▸ SHORT PROBLEM
Return all the entries exactly, keeping pictures out.

▸ DATASET CONTENT
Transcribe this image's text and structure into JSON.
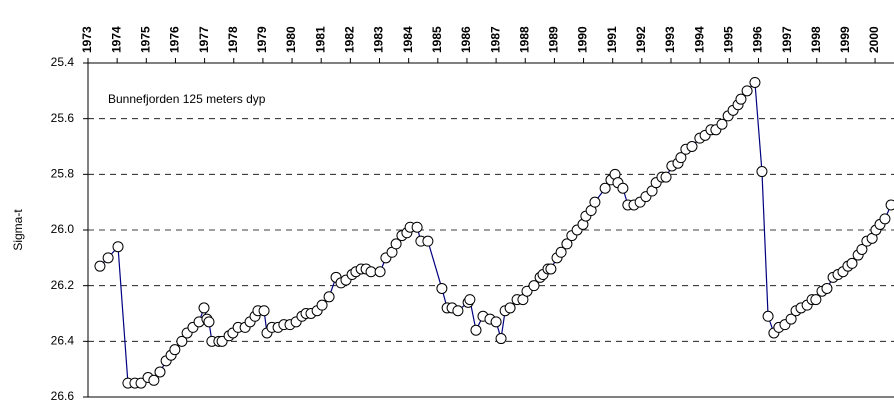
{
  "chart_data": {
    "type": "line",
    "annotation": "Bunnefjorden 125 meters dyp",
    "ylabel": "Sigma-t",
    "xlim": [
      1973,
      2000.65
    ],
    "xticks": [
      1973,
      1974,
      1975,
      1976,
      1977,
      1978,
      1979,
      1980,
      1981,
      1982,
      1983,
      1984,
      1985,
      1986,
      1987,
      1988,
      1989,
      1990,
      1991,
      1992,
      1993,
      1994,
      1995,
      1996,
      1997,
      1998,
      1999,
      2000
    ],
    "ylim": [
      25.4,
      26.6
    ],
    "yticks": [
      25.4,
      25.6,
      25.8,
      {
        "value": 26,
        "label": "26.0"
      },
      26.2,
      26.4,
      26.6
    ],
    "y_inverted": true,
    "grid": true,
    "series": [
      {
        "color": "#000080",
        "x": [
          1973.41,
          1973.69,
          1974.03,
          1974.37,
          1974.61,
          1974.82,
          1975.06,
          1975.26,
          1975.47,
          1975.68,
          1975.85,
          1975.98,
          1976.22,
          1976.4,
          1976.6,
          1976.81,
          1976.98,
          1977.08,
          1977.15,
          1977.25,
          1977.49,
          1977.6,
          1977.84,
          1977.97,
          1978.15,
          1978.39,
          1978.56,
          1978.73,
          1978.83,
          1979.04,
          1979.14,
          1979.31,
          1979.52,
          1979.72,
          1979.93,
          1980.14,
          1980.34,
          1980.48,
          1980.65,
          1980.86,
          1981.03,
          1981.27,
          1981.51,
          1981.68,
          1981.85,
          1982.06,
          1982.19,
          1982.37,
          1982.54,
          1982.71,
          1983.02,
          1983.22,
          1983.43,
          1983.57,
          1983.77,
          1983.94,
          1984.05,
          1984.29,
          1984.42,
          1984.66,
          1985.14,
          1985.32,
          1985.49,
          1985.69,
          1986.04,
          1986.1,
          1986.31,
          1986.55,
          1986.79,
          1987.0,
          1987.17,
          1987.31,
          1987.48,
          1987.72,
          1987.92,
          1988.06,
          1988.3,
          1988.51,
          1988.61,
          1988.78,
          1988.88,
          1989.09,
          1989.23,
          1989.43,
          1989.6,
          1989.78,
          1989.98,
          1990.08,
          1990.26,
          1990.39,
          1990.74,
          1990.94,
          1991.08,
          1991.18,
          1991.35,
          1991.52,
          1991.73,
          1991.94,
          1992.14,
          1992.35,
          1992.49,
          1992.69,
          1992.83,
          1993.03,
          1993.24,
          1993.34,
          1993.51,
          1993.72,
          1993.99,
          1994.17,
          1994.37,
          1994.54,
          1994.75,
          1994.96,
          1995.13,
          1995.3,
          1995.4,
          1995.61,
          1995.88,
          1996.12,
          1996.33,
          1996.53,
          1996.7,
          1996.91,
          1997.12,
          1997.29,
          1997.46,
          1997.67,
          1997.84,
          1997.97,
          1998.18,
          1998.35,
          1998.56,
          1998.73,
          1998.9,
          1999.07,
          1999.21,
          1999.42,
          1999.55,
          1999.72,
          1999.9,
          2000.03,
          2000.17,
          2000.34,
          2000.55
        ],
        "values": [
          26.13,
          26.1,
          26.06,
          26.55,
          26.55,
          26.55,
          26.53,
          26.54,
          26.51,
          26.47,
          26.45,
          26.43,
          26.4,
          26.37,
          26.35,
          26.33,
          26.28,
          26.32,
          26.33,
          26.4,
          26.4,
          26.4,
          26.38,
          26.37,
          26.35,
          26.35,
          26.33,
          26.31,
          26.29,
          26.29,
          26.37,
          26.35,
          26.35,
          26.34,
          26.34,
          26.33,
          26.31,
          26.3,
          26.3,
          26.29,
          26.27,
          26.24,
          26.17,
          26.19,
          26.18,
          26.16,
          26.15,
          26.14,
          26.14,
          26.15,
          26.15,
          26.1,
          26.08,
          26.05,
          26.02,
          26.01,
          25.99,
          25.99,
          26.04,
          26.04,
          26.21,
          26.28,
          26.28,
          26.29,
          26.26,
          26.25,
          26.36,
          26.31,
          26.32,
          26.33,
          26.39,
          26.29,
          26.28,
          26.25,
          26.25,
          26.22,
          26.2,
          26.17,
          26.16,
          26.14,
          26.14,
          26.1,
          26.08,
          26.05,
          26.02,
          26.0,
          25.98,
          25.95,
          25.93,
          25.9,
          25.85,
          25.82,
          25.8,
          25.83,
          25.85,
          25.91,
          25.91,
          25.9,
          25.88,
          25.86,
          25.83,
          25.81,
          25.81,
          25.77,
          25.76,
          25.74,
          25.71,
          25.7,
          25.67,
          25.66,
          25.64,
          25.64,
          25.62,
          25.59,
          25.57,
          25.55,
          25.53,
          25.5,
          25.47,
          25.79,
          26.31,
          26.37,
          26.35,
          26.34,
          26.32,
          26.29,
          26.28,
          26.27,
          26.25,
          26.25,
          26.22,
          26.21,
          26.17,
          26.16,
          26.15,
          26.13,
          26.12,
          26.09,
          26.07,
          26.04,
          26.03,
          26.0,
          25.98,
          25.96,
          25.91
        ]
      }
    ]
  }
}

▸ COMPLETE RESPONSE
Transcribe this image's text and structure into JSON.
{
  "chart_data": {
    "type": "line",
    "annotation": "Bunnefjorden 125 meters dyp",
    "ylabel": "Sigma-t",
    "xlim": [
      1973,
      2000.65
    ],
    "xticks": [
      1973,
      1974,
      1975,
      1976,
      1977,
      1978,
      1979,
      1980,
      1981,
      1982,
      1983,
      1984,
      1985,
      1986,
      1987,
      1988,
      1989,
      1990,
      1991,
      1992,
      1993,
      1994,
      1995,
      1996,
      1997,
      1998,
      1999,
      2000
    ],
    "ylim": [
      25.4,
      26.6
    ],
    "yticks": [
      25.4,
      25.6,
      25.8,
      {
        "value": 26,
        "label": "26.0"
      },
      26.2,
      26.4,
      26.6
    ],
    "y_inverted": true,
    "grid": true,
    "series": [
      {
        "color": "#000080",
        "x": [
          1973.41,
          1973.69,
          1974.03,
          1974.37,
          1974.61,
          1974.82,
          1975.06,
          1975.26,
          1975.47,
          1975.68,
          1975.85,
          1975.98,
          1976.22,
          1976.4,
          1976.6,
          1976.81,
          1976.98,
          1977.08,
          1977.15,
          1977.25,
          1977.49,
          1977.6,
          1977.84,
          1977.97,
          1978.15,
          1978.39,
          1978.56,
          1978.73,
          1978.83,
          1979.04,
          1979.14,
          1979.31,
          1979.52,
          1979.72,
          1979.93,
          1980.14,
          1980.34,
          1980.48,
          1980.65,
          1980.86,
          1981.03,
          1981.27,
          1981.51,
          1981.68,
          1981.85,
          1982.06,
          1982.19,
          1982.37,
          1982.54,
          1982.71,
          1983.02,
          1983.22,
          1983.43,
          1983.57,
          1983.77,
          1983.94,
          1984.05,
          1984.29,
          1984.42,
          1984.66,
          1985.14,
          1985.32,
          1985.49,
          1985.69,
          1986.04,
          1986.1,
          1986.31,
          1986.55,
          1986.79,
          1987.0,
          1987.17,
          1987.31,
          1987.48,
          1987.72,
          1987.92,
          1988.06,
          1988.3,
          1988.51,
          1988.61,
          1988.78,
          1988.88,
          1989.09,
          1989.23,
          1989.43,
          1989.6,
          1989.78,
          1989.98,
          1990.08,
          1990.26,
          1990.39,
          1990.74,
          1990.94,
          1991.08,
          1991.18,
          1991.35,
          1991.52,
          1991.73,
          1991.94,
          1992.14,
          1992.35,
          1992.49,
          1992.69,
          1992.83,
          1993.03,
          1993.24,
          1993.34,
          1993.51,
          1993.72,
          1993.99,
          1994.17,
          1994.37,
          1994.54,
          1994.75,
          1994.96,
          1995.13,
          1995.3,
          1995.4,
          1995.61,
          1995.88,
          1996.12,
          1996.33,
          1996.53,
          1996.7,
          1996.91,
          1997.12,
          1997.29,
          1997.46,
          1997.67,
          1997.84,
          1997.97,
          1998.18,
          1998.35,
          1998.56,
          1998.73,
          1998.9,
          1999.07,
          1999.21,
          1999.42,
          1999.55,
          1999.72,
          1999.9,
          2000.03,
          2000.17,
          2000.34,
          2000.55
        ],
        "values": [
          26.13,
          26.1,
          26.06,
          26.55,
          26.55,
          26.55,
          26.53,
          26.54,
          26.51,
          26.47,
          26.45,
          26.43,
          26.4,
          26.37,
          26.35,
          26.33,
          26.28,
          26.32,
          26.33,
          26.4,
          26.4,
          26.4,
          26.38,
          26.37,
          26.35,
          26.35,
          26.33,
          26.31,
          26.29,
          26.29,
          26.37,
          26.35,
          26.35,
          26.34,
          26.34,
          26.33,
          26.31,
          26.3,
          26.3,
          26.29,
          26.27,
          26.24,
          26.17,
          26.19,
          26.18,
          26.16,
          26.15,
          26.14,
          26.14,
          26.15,
          26.15,
          26.1,
          26.08,
          26.05,
          26.02,
          26.01,
          25.99,
          25.99,
          26.04,
          26.04,
          26.21,
          26.28,
          26.28,
          26.29,
          26.26,
          26.25,
          26.36,
          26.31,
          26.32,
          26.33,
          26.39,
          26.29,
          26.28,
          26.25,
          26.25,
          26.22,
          26.2,
          26.17,
          26.16,
          26.14,
          26.14,
          26.1,
          26.08,
          26.05,
          26.02,
          26.0,
          25.98,
          25.95,
          25.93,
          25.9,
          25.85,
          25.82,
          25.8,
          25.83,
          25.85,
          25.91,
          25.91,
          25.9,
          25.88,
          25.86,
          25.83,
          25.81,
          25.81,
          25.77,
          25.76,
          25.74,
          25.71,
          25.7,
          25.67,
          25.66,
          25.64,
          25.64,
          25.62,
          25.59,
          25.57,
          25.55,
          25.53,
          25.5,
          25.47,
          25.79,
          26.31,
          26.37,
          26.35,
          26.34,
          26.32,
          26.29,
          26.28,
          26.27,
          26.25,
          26.25,
          26.22,
          26.21,
          26.17,
          26.16,
          26.15,
          26.13,
          26.12,
          26.09,
          26.07,
          26.04,
          26.03,
          26.0,
          25.98,
          25.96,
          25.91
        ]
      }
    ]
  }
}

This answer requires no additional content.